[Entries with figure data]
-=-=-
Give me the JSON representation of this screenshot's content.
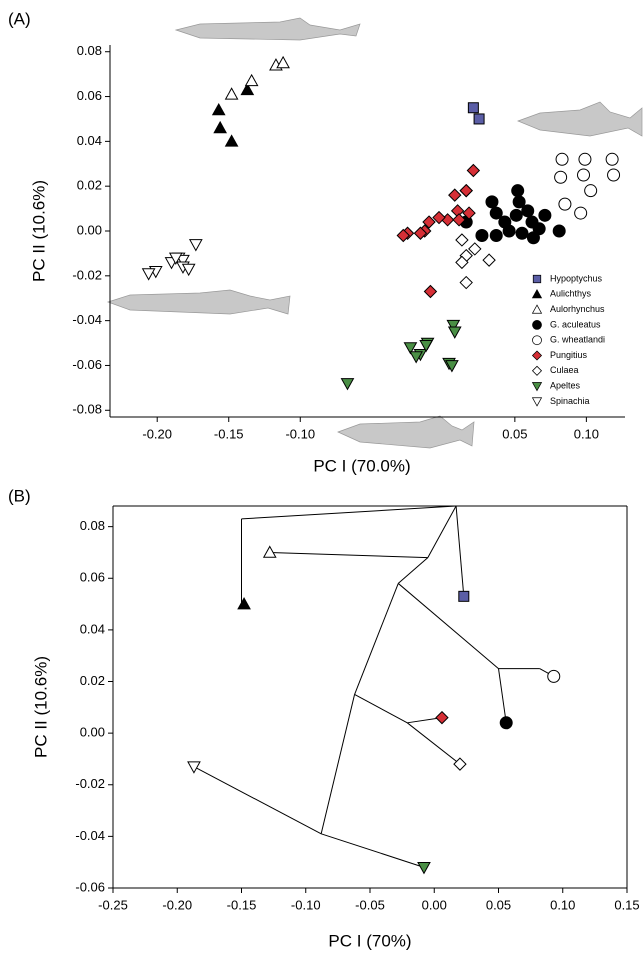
{
  "chart_data": [
    {
      "type": "scatter",
      "title": "(A)",
      "xlabel": "PC I (70.0%)",
      "ylabel": "PC II (10.6%)",
      "xlim": [
        -0.233,
        0.127
      ],
      "ylim": [
        -0.083,
        0.083
      ],
      "xticks": [
        {
          "value": -0.2,
          "label": "-0.20"
        },
        -0.15,
        {
          "value": -0.1,
          "label": "-0.10"
        },
        0.05,
        {
          "value": 0.1,
          "label": "0.10"
        }
      ],
      "yticks": [
        0.08,
        0.06,
        0.04,
        0.02,
        {
          "value": 0,
          "label": "0.00"
        },
        -0.02,
        -0.04,
        -0.06,
        -0.08
      ],
      "frame": false,
      "legend": "lower right",
      "series": [
        {
          "name": "Hypoptychus",
          "color": "#5b5ea6",
          "marker": "square",
          "x": [
            0.021,
            0.025
          ],
          "values": [
            0.055,
            0.05
          ]
        },
        {
          "name": "Aulichthys",
          "color": "#000000",
          "marker": "triangle-up",
          "x": [
            -0.157,
            -0.137,
            -0.156,
            -0.148
          ],
          "values": [
            0.054,
            0.063,
            0.046,
            0.04
          ]
        },
        {
          "name": "Aulorhynchus",
          "color": "#ffffff",
          "marker": "triangle-up",
          "x": [
            -0.148,
            -0.134,
            -0.117,
            -0.112
          ],
          "values": [
            0.061,
            0.067,
            0.074,
            0.075
          ]
        },
        {
          "name": "G. aculeatus",
          "color": "#000000",
          "marker": "circle",
          "x": [
            0.016,
            0.034,
            0.037,
            0.043,
            0.052,
            0.053,
            0.051,
            0.059,
            0.062,
            0.067,
            0.046,
            0.055,
            0.063,
            0.037,
            0.081,
            0.027,
            0.071
          ],
          "values": [
            0.004,
            0.013,
            0.008,
            0.004,
            0.018,
            0.013,
            0.007,
            0.009,
            0.004,
            0.001,
            0,
            -0.001,
            -0.003,
            -0.002,
            0,
            -0.002,
            0.007
          ]
        },
        {
          "name": "G. wheatlandi",
          "color": "#ffffff",
          "marker": "circle",
          "x": [
            0.083,
            0.099,
            0.082,
            0.098,
            0.118,
            0.119,
            0.085,
            0.103,
            0.096
          ],
          "values": [
            0.032,
            0.032,
            0.024,
            0.025,
            0.032,
            0.025,
            0.012,
            0.018,
            0.008
          ]
        },
        {
          "name": "Pungitius",
          "color": "#d62f36",
          "marker": "diamond",
          "x": [
            0.021,
            0.016,
            0.008,
            0.01,
            0.003,
            -0.003,
            -0.01,
            -0.013,
            -0.016,
            -0.025,
            -0.028,
            0.011,
            0.018,
            -0.009,
            0.016
          ],
          "values": [
            0.027,
            0.018,
            0.016,
            0.009,
            0.005,
            0.006,
            0.004,
            0,
            -0.001,
            -0.001,
            -0.002,
            0.005,
            0.008,
            -0.027,
            0.018
          ]
        },
        {
          "name": "Culaea",
          "color": "#ffffff",
          "marker": "diamond",
          "x": [
            0.013,
            0.016,
            0.013,
            0.032,
            0.016,
            0.022
          ],
          "values": [
            -0.004,
            -0.011,
            -0.014,
            -0.013,
            -0.023,
            -0.008
          ]
        },
        {
          "name": "Apeltes",
          "color": "#4a8f45",
          "marker": "triangle-down",
          "x": [
            0.007,
            0.008,
            -0.023,
            -0.016,
            -0.011,
            -0.019,
            0.004,
            0.006,
            -0.067,
            -0.012
          ],
          "values": [
            -0.042,
            -0.045,
            -0.052,
            -0.055,
            -0.05,
            -0.056,
            -0.059,
            -0.06,
            -0.068,
            -0.051
          ]
        },
        {
          "name": "Spinachia",
          "color": "#ffffff",
          "marker": "triangle-down",
          "x": [
            -0.173,
            -0.185,
            -0.182,
            -0.19,
            -0.187,
            -0.201,
            -0.206,
            -0.182,
            -0.178
          ],
          "values": [
            -0.006,
            -0.012,
            -0.013,
            -0.014,
            -0.012,
            -0.018,
            -0.019,
            -0.016,
            -0.017
          ]
        }
      ]
    },
    {
      "type": "phylomorphospace",
      "title": "(B)",
      "xlabel": "PC I (70%)",
      "ylabel": "PC II (10.6%)",
      "xlim": [
        -0.25,
        0.15
      ],
      "ylim": [
        -0.06,
        0.088
      ],
      "xticks": [
        -0.25,
        {
          "value": -0.2,
          "label": "-0.20"
        },
        -0.15,
        {
          "value": -0.1,
          "label": "-0.10"
        },
        -0.05,
        {
          "value": 0,
          "label": "0.00"
        },
        0.05,
        {
          "value": 0.1,
          "label": "0.10"
        },
        0.15
      ],
      "yticks": [
        0.08,
        0.06,
        0.04,
        0.02,
        {
          "value": 0,
          "label": "0.00"
        },
        -0.02,
        -0.04,
        -0.06
      ],
      "frame": true,
      "branches": [
        [
          0.017,
          0.088,
          -0.15,
          0.083
        ],
        [
          -0.15,
          0.083,
          -0.15,
          0.05
        ],
        [
          0.017,
          0.088,
          0.023,
          0.053
        ],
        [
          0.017,
          0.088,
          -0.005,
          0.068
        ],
        [
          -0.005,
          0.068,
          -0.128,
          0.07
        ],
        [
          -0.005,
          0.068,
          -0.028,
          0.058
        ],
        [
          -0.028,
          0.058,
          0.05,
          0.025
        ],
        [
          0.05,
          0.025,
          0.082,
          0.025
        ],
        [
          0.082,
          0.025,
          0.093,
          0.022
        ],
        [
          0.05,
          0.025,
          0.056,
          0.004
        ],
        [
          -0.028,
          0.058,
          -0.062,
          0.015
        ],
        [
          -0.062,
          0.015,
          -0.021,
          0.004
        ],
        [
          -0.021,
          0.004,
          0.006,
          0.006
        ],
        [
          -0.021,
          0.004,
          0.02,
          -0.012
        ],
        [
          -0.062,
          0.015,
          -0.088,
          -0.039
        ],
        [
          -0.088,
          -0.039,
          -0.187,
          -0.013
        ],
        [
          -0.088,
          -0.039,
          -0.008,
          -0.052
        ]
      ],
      "series": [
        {
          "color": "#000000",
          "marker": "triangle-up",
          "x": [
            -0.148
          ],
          "values": [
            0.05
          ]
        },
        {
          "color": "#ffffff",
          "marker": "triangle-up",
          "x": [
            -0.128
          ],
          "values": [
            0.07
          ]
        },
        {
          "color": "#5b5ea6",
          "marker": "square",
          "x": [
            0.023
          ],
          "values": [
            0.053
          ]
        },
        {
          "color": "#ffffff",
          "marker": "circle",
          "x": [
            0.093
          ],
          "values": [
            0.022
          ]
        },
        {
          "color": "#000000",
          "marker": "circle",
          "x": [
            0.056
          ],
          "values": [
            0.004
          ]
        },
        {
          "color": "#d62f36",
          "marker": "diamond",
          "x": [
            0.006
          ],
          "values": [
            0.006
          ]
        },
        {
          "color": "#ffffff",
          "marker": "diamond",
          "x": [
            0.02
          ],
          "values": [
            -0.012
          ]
        },
        {
          "color": "#ffffff",
          "marker": "triangle-down",
          "x": [
            -0.187
          ],
          "values": [
            -0.013
          ]
        },
        {
          "color": "#4a8f45",
          "marker": "triangle-down",
          "x": [
            -0.008
          ],
          "values": [
            -0.052
          ]
        }
      ]
    }
  ]
}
-=-=-
• [Task]: Repeat the entries exactly. Pictures are excluded from the copy.

• [Expected output]:
Give me the JSON representation of this screenshot's content.
{
  "chart_data": [
    {
      "type": "scatter",
      "title": "(A)",
      "xlabel": "PC I (70.0%)",
      "ylabel": "PC II (10.6%)",
      "xlim": [
        -0.233,
        0.127
      ],
      "ylim": [
        -0.083,
        0.083
      ],
      "xticks": [
        {
          "value": -0.2,
          "label": "-0.20"
        },
        -0.15,
        {
          "value": -0.1,
          "label": "-0.10"
        },
        0.05,
        {
          "value": 0.1,
          "label": "0.10"
        }
      ],
      "yticks": [
        0.08,
        0.06,
        0.04,
        0.02,
        {
          "value": 0,
          "label": "0.00"
        },
        -0.02,
        -0.04,
        -0.06,
        -0.08
      ],
      "frame": false,
      "legend": "lower right",
      "series": [
        {
          "name": "Hypoptychus",
          "color": "#5b5ea6",
          "marker": "square",
          "x": [
            0.021,
            0.025
          ],
          "values": [
            0.055,
            0.05
          ]
        },
        {
          "name": "Aulichthys",
          "color": "#000000",
          "marker": "triangle-up",
          "x": [
            -0.157,
            -0.137,
            -0.156,
            -0.148
          ],
          "values": [
            0.054,
            0.063,
            0.046,
            0.04
          ]
        },
        {
          "name": "Aulorhynchus",
          "color": "#ffffff",
          "marker": "triangle-up",
          "x": [
            -0.148,
            -0.134,
            -0.117,
            -0.112
          ],
          "values": [
            0.061,
            0.067,
            0.074,
            0.075
          ]
        },
        {
          "name": "G. aculeatus",
          "color": "#000000",
          "marker": "circle",
          "x": [
            0.016,
            0.034,
            0.037,
            0.043,
            0.052,
            0.053,
            0.051,
            0.059,
            0.062,
            0.067,
            0.046,
            0.055,
            0.063,
            0.037,
            0.081,
            0.027,
            0.071
          ],
          "values": [
            0.004,
            0.013,
            0.008,
            0.004,
            0.018,
            0.013,
            0.007,
            0.009,
            0.004,
            0.001,
            0,
            -0.001,
            -0.003,
            -0.002,
            0,
            -0.002,
            0.007
          ]
        },
        {
          "name": "G. wheatlandi",
          "color": "#ffffff",
          "marker": "circle",
          "x": [
            0.083,
            0.099,
            0.082,
            0.098,
            0.118,
            0.119,
            0.085,
            0.103,
            0.096
          ],
          "values": [
            0.032,
            0.032,
            0.024,
            0.025,
            0.032,
            0.025,
            0.012,
            0.018,
            0.008
          ]
        },
        {
          "name": "Pungitius",
          "color": "#d62f36",
          "marker": "diamond",
          "x": [
            0.021,
            0.016,
            0.008,
            0.01,
            0.003,
            -0.003,
            -0.01,
            -0.013,
            -0.016,
            -0.025,
            -0.028,
            0.011,
            0.018,
            -0.009,
            0.016
          ],
          "values": [
            0.027,
            0.018,
            0.016,
            0.009,
            0.005,
            0.006,
            0.004,
            0,
            -0.001,
            -0.001,
            -0.002,
            0.005,
            0.008,
            -0.027,
            0.018
          ]
        },
        {
          "name": "Culaea",
          "color": "#ffffff",
          "marker": "diamond",
          "x": [
            0.013,
            0.016,
            0.013,
            0.032,
            0.016,
            0.022
          ],
          "values": [
            -0.004,
            -0.011,
            -0.014,
            -0.013,
            -0.023,
            -0.008
          ]
        },
        {
          "name": "Apeltes",
          "color": "#4a8f45",
          "marker": "triangle-down",
          "x": [
            0.007,
            0.008,
            -0.023,
            -0.016,
            -0.011,
            -0.019,
            0.004,
            0.006,
            -0.067,
            -0.012
          ],
          "values": [
            -0.042,
            -0.045,
            -0.052,
            -0.055,
            -0.05,
            -0.056,
            -0.059,
            -0.06,
            -0.068,
            -0.051
          ]
        },
        {
          "name": "Spinachia",
          "color": "#ffffff",
          "marker": "triangle-down",
          "x": [
            -0.173,
            -0.185,
            -0.182,
            -0.19,
            -0.187,
            -0.201,
            -0.206,
            -0.182,
            -0.178
          ],
          "values": [
            -0.006,
            -0.012,
            -0.013,
            -0.014,
            -0.012,
            -0.018,
            -0.019,
            -0.016,
            -0.017
          ]
        }
      ]
    },
    {
      "type": "phylomorphospace",
      "title": "(B)",
      "xlabel": "PC I (70%)",
      "ylabel": "PC II (10.6%)",
      "xlim": [
        -0.25,
        0.15
      ],
      "ylim": [
        -0.06,
        0.088
      ],
      "xticks": [
        -0.25,
        {
          "value": -0.2,
          "label": "-0.20"
        },
        -0.15,
        {
          "value": -0.1,
          "label": "-0.10"
        },
        -0.05,
        {
          "value": 0,
          "label": "0.00"
        },
        0.05,
        {
          "value": 0.1,
          "label": "0.10"
        },
        0.15
      ],
      "yticks": [
        0.08,
        0.06,
        0.04,
        0.02,
        {
          "value": 0,
          "label": "0.00"
        },
        -0.02,
        -0.04,
        -0.06
      ],
      "frame": true,
      "branches": [
        [
          0.017,
          0.088,
          -0.15,
          0.083
        ],
        [
          -0.15,
          0.083,
          -0.15,
          0.05
        ],
        [
          0.017,
          0.088,
          0.023,
          0.053
        ],
        [
          0.017,
          0.088,
          -0.005,
          0.068
        ],
        [
          -0.005,
          0.068,
          -0.128,
          0.07
        ],
        [
          -0.005,
          0.068,
          -0.028,
          0.058
        ],
        [
          -0.028,
          0.058,
          0.05,
          0.025
        ],
        [
          0.05,
          0.025,
          0.082,
          0.025
        ],
        [
          0.082,
          0.025,
          0.093,
          0.022
        ],
        [
          0.05,
          0.025,
          0.056,
          0.004
        ],
        [
          -0.028,
          0.058,
          -0.062,
          0.015
        ],
        [
          -0.062,
          0.015,
          -0.021,
          0.004
        ],
        [
          -0.021,
          0.004,
          0.006,
          0.006
        ],
        [
          -0.021,
          0.004,
          0.02,
          -0.012
        ],
        [
          -0.062,
          0.015,
          -0.088,
          -0.039
        ],
        [
          -0.088,
          -0.039,
          -0.187,
          -0.013
        ],
        [
          -0.088,
          -0.039,
          -0.008,
          -0.052
        ]
      ],
      "series": [
        {
          "color": "#000000",
          "marker": "triangle-up",
          "x": [
            -0.148
          ],
          "values": [
            0.05
          ]
        },
        {
          "color": "#ffffff",
          "marker": "triangle-up",
          "x": [
            -0.128
          ],
          "values": [
            0.07
          ]
        },
        {
          "color": "#5b5ea6",
          "marker": "square",
          "x": [
            0.023
          ],
          "values": [
            0.053
          ]
        },
        {
          "color": "#ffffff",
          "marker": "circle",
          "x": [
            0.093
          ],
          "values": [
            0.022
          ]
        },
        {
          "color": "#000000",
          "marker": "circle",
          "x": [
            0.056
          ],
          "values": [
            0.004
          ]
        },
        {
          "color": "#d62f36",
          "marker": "diamond",
          "x": [
            0.006
          ],
          "values": [
            0.006
          ]
        },
        {
          "color": "#ffffff",
          "marker": "diamond",
          "x": [
            0.02
          ],
          "values": [
            -0.012
          ]
        },
        {
          "color": "#ffffff",
          "marker": "triangle-down",
          "x": [
            -0.187
          ],
          "values": [
            -0.013
          ]
        },
        {
          "color": "#4a8f45",
          "marker": "triangle-down",
          "x": [
            -0.008
          ],
          "values": [
            -0.052
          ]
        }
      ]
    }
  ]
}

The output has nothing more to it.